CHALLENGE - Find the lines holding "wkładce" and copy them.

RECORDS SUPPLIED -
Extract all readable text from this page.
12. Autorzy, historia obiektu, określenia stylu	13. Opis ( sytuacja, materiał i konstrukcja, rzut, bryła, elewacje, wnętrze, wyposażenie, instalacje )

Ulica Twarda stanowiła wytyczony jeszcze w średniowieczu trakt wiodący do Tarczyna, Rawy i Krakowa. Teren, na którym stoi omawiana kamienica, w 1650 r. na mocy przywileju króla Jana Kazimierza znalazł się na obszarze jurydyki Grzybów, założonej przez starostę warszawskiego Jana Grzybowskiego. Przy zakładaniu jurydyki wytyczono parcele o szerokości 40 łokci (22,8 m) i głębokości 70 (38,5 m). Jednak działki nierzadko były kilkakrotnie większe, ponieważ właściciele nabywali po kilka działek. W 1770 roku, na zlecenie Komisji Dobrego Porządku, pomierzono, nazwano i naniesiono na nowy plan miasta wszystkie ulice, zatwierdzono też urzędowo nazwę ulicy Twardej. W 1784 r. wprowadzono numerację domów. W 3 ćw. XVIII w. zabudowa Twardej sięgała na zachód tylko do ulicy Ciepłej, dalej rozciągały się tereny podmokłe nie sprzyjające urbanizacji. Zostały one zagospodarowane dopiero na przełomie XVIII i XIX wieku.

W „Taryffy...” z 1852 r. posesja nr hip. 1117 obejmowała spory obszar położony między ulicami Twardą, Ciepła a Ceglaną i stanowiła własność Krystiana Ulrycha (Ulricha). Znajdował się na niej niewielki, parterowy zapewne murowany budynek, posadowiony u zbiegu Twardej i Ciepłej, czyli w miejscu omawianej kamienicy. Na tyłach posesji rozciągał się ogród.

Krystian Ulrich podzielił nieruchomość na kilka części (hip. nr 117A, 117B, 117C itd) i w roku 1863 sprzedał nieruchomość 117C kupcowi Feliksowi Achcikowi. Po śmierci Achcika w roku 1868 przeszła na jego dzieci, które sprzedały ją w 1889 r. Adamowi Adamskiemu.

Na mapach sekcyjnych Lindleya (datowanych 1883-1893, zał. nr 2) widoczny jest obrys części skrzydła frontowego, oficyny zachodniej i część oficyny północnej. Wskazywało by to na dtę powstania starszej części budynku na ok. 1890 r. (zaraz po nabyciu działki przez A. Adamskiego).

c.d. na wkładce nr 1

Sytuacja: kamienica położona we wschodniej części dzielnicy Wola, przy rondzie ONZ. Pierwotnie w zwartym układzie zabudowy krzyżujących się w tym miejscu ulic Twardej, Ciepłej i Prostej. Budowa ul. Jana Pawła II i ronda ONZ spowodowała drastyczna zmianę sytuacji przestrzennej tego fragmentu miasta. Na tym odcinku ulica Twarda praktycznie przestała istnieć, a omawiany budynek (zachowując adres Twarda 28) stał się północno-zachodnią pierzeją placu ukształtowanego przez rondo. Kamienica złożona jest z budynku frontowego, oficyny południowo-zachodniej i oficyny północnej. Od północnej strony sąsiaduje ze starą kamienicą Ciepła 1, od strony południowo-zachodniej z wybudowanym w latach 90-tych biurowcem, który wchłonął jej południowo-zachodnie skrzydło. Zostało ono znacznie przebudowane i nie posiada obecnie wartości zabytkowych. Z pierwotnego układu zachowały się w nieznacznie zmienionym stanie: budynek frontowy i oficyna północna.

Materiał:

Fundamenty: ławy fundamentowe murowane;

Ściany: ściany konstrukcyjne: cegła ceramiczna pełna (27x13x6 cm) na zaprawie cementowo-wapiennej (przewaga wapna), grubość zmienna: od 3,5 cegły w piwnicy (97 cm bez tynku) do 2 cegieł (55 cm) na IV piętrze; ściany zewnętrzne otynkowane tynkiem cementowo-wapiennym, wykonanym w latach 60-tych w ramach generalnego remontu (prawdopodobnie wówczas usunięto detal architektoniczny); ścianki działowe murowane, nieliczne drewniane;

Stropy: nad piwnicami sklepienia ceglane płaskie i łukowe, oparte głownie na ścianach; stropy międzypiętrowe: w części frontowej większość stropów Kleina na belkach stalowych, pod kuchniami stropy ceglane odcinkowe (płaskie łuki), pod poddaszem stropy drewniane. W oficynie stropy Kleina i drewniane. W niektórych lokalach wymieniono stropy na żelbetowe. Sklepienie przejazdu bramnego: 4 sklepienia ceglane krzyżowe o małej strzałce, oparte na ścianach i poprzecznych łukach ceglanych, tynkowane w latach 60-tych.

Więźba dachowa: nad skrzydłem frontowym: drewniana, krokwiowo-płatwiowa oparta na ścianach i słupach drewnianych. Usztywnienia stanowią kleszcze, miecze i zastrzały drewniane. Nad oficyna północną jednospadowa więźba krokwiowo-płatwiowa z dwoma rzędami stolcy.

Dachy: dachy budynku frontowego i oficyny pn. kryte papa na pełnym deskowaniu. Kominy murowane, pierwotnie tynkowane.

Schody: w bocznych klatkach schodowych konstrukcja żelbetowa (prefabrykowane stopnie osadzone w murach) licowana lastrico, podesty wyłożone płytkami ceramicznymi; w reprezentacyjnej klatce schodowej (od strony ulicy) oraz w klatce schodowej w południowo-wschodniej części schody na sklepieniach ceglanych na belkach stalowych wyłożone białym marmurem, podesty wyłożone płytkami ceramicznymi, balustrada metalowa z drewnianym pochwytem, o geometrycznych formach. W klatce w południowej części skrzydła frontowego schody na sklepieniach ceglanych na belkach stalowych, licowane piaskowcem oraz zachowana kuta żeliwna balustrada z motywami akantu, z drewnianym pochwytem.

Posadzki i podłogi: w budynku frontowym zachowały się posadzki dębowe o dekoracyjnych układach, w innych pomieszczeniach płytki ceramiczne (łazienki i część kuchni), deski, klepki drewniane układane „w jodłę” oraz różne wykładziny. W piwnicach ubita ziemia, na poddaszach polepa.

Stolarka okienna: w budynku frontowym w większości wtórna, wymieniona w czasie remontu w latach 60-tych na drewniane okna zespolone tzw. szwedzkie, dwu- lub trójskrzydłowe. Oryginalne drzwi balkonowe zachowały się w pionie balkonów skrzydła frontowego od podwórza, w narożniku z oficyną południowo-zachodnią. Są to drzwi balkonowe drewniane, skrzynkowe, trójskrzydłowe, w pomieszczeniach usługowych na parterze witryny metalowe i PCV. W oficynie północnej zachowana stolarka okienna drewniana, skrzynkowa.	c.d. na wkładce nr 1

SOLUTION TO THE EXERCISE -
c.d. na wkładce nr 1
Stolarka okienna: w budynku frontowym w większości wtórna, wymieniona w czasie remontu w latach 60-tych na drewniane okna zespolone tzw. szwedzkie, dwu- lub trójskrzydłowe. Oryginalne drzwi balkonowe zachowały się w pionie balkonów skrzydła frontowego od podwórza, w narożniku z oficyną południowo-zachodnią. Są to drzwi balkonowe drewniane, skrzynkowe, trójskrzydłowe, w pomieszczeniach usługowych na parterze witryny metalowe i PCV. W oficynie północnej zachowana stolarka okienna drewniana, skrzynkowa.	c.d. na wkładce nr 1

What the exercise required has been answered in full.